Give the material again in full, matching it exactly.

Stored rows:

--

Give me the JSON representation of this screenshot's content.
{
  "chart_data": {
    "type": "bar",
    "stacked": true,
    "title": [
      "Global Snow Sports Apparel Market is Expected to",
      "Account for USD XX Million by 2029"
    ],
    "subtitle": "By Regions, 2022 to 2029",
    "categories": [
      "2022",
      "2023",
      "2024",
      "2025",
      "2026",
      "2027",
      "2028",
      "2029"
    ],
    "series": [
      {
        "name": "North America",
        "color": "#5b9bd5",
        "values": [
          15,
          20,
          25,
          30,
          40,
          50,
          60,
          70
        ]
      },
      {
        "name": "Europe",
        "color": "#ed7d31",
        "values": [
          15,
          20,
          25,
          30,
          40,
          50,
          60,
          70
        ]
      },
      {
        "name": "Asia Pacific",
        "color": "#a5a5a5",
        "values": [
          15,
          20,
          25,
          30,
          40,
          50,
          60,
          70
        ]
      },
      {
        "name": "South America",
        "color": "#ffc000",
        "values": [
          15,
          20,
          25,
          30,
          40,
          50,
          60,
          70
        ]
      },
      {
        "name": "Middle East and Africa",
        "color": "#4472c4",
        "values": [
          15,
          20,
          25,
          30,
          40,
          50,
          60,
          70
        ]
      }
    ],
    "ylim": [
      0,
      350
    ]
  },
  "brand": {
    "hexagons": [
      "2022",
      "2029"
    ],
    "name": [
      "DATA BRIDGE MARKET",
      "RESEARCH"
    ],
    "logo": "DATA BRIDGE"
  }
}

--

Answer for the task:
Give me the JSON representation of this screenshot's content.
{
  "chart_data": {
    "type": "bar",
    "stacked": true,
    "title": [
      "Global Snow Sports Apparel Market is Expected to",
      "Account for USD XX Million by 2029"
    ],
    "subtitle": "By Regions, 2022 to 2029",
    "categories": [
      "2022",
      "2023",
      "2024",
      "2025",
      "2026",
      "2027",
      "2028",
      "2029"
    ],
    "series": [
      {
        "name": "North America",
        "color": "#5b9bd5",
        "values": [
          15,
          20,
          25,
          30,
          40,
          50,
          60,
          70
        ]
      },
      {
        "name": "Europe",
        "color": "#ed7d31",
        "values": [
          15,
          20,
          25,
          30,
          40,
          50,
          60,
          70
        ]
      },
      {
        "name": "Asia Pacific",
        "color": "#a5a5a5",
        "values": [
          15,
          20,
          25,
          30,
          40,
          50,
          60,
          70
        ]
      },
      {
        "name": "South America",
        "color": "#ffc000",
        "values": [
          15,
          20,
          25,
          30,
          40,
          50,
          60,
          70
        ]
      },
      {
        "name": "Middle East and Africa",
        "color": "#4472c4",
        "values": [
          15,
          20,
          25,
          30,
          40,
          50,
          60,
          70
        ]
      }
    ],
    "ylim": [
      0,
      350
    ]
  },
  "brand": {
    "hexagons": [
      "2022",
      "2029"
    ],
    "name": [
      "DATA BRIDGE MARKET",
      "RESEARCH"
    ],
    "logo": "DATA BRIDGE"
  }
}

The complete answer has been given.